*** Record list

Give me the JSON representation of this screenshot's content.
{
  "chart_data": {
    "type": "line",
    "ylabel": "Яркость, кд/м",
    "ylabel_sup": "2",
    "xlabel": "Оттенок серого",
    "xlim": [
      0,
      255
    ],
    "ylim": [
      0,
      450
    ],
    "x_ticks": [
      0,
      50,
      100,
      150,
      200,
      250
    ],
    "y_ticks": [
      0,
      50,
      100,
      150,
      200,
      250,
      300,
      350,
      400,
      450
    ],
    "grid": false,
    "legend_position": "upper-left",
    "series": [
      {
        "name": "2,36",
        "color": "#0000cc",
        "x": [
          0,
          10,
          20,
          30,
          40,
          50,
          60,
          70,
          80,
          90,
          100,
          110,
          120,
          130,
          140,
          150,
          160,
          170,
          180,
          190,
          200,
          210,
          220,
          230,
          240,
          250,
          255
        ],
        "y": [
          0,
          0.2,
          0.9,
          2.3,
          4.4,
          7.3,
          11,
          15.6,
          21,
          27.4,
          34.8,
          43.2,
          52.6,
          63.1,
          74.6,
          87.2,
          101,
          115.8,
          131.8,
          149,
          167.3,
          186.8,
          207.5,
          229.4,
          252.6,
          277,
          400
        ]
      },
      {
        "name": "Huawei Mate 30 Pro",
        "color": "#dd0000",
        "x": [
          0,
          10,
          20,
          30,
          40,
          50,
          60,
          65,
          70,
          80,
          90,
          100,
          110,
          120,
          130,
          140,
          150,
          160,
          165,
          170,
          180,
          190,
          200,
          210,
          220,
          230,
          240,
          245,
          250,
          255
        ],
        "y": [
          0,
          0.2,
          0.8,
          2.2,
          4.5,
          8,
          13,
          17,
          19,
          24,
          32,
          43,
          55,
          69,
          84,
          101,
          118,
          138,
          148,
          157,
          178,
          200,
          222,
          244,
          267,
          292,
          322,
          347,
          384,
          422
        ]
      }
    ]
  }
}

******

- Exercise directions: Restate each entry exactly, skipping none.

- Expected answer:
Give me the JSON representation of this screenshot's content.
{
  "chart_data": {
    "type": "line",
    "ylabel": "Яркость, кд/м",
    "ylabel_sup": "2",
    "xlabel": "Оттенок серого",
    "xlim": [
      0,
      255
    ],
    "ylim": [
      0,
      450
    ],
    "x_ticks": [
      0,
      50,
      100,
      150,
      200,
      250
    ],
    "y_ticks": [
      0,
      50,
      100,
      150,
      200,
      250,
      300,
      350,
      400,
      450
    ],
    "grid": false,
    "legend_position": "upper-left",
    "series": [
      {
        "name": "2,36",
        "color": "#0000cc",
        "x": [
          0,
          10,
          20,
          30,
          40,
          50,
          60,
          70,
          80,
          90,
          100,
          110,
          120,
          130,
          140,
          150,
          160,
          170,
          180,
          190,
          200,
          210,
          220,
          230,
          240,
          250,
          255
        ],
        "y": [
          0,
          0.2,
          0.9,
          2.3,
          4.4,
          7.3,
          11,
          15.6,
          21,
          27.4,
          34.8,
          43.2,
          52.6,
          63.1,
          74.6,
          87.2,
          101,
          115.8,
          131.8,
          149,
          167.3,
          186.8,
          207.5,
          229.4,
          252.6,
          277,
          400
        ]
      },
      {
        "name": "Huawei Mate 30 Pro",
        "color": "#dd0000",
        "x": [
          0,
          10,
          20,
          30,
          40,
          50,
          60,
          65,
          70,
          80,
          90,
          100,
          110,
          120,
          130,
          140,
          150,
          160,
          165,
          170,
          180,
          190,
          200,
          210,
          220,
          230,
          240,
          245,
          250,
          255
        ],
        "y": [
          0,
          0.2,
          0.8,
          2.2,
          4.5,
          8,
          13,
          17,
          19,
          24,
          32,
          43,
          55,
          69,
          84,
          101,
          118,
          138,
          148,
          157,
          178,
          200,
          222,
          244,
          267,
          292,
          322,
          347,
          384,
          422
        ]
      }
    ]
  }
}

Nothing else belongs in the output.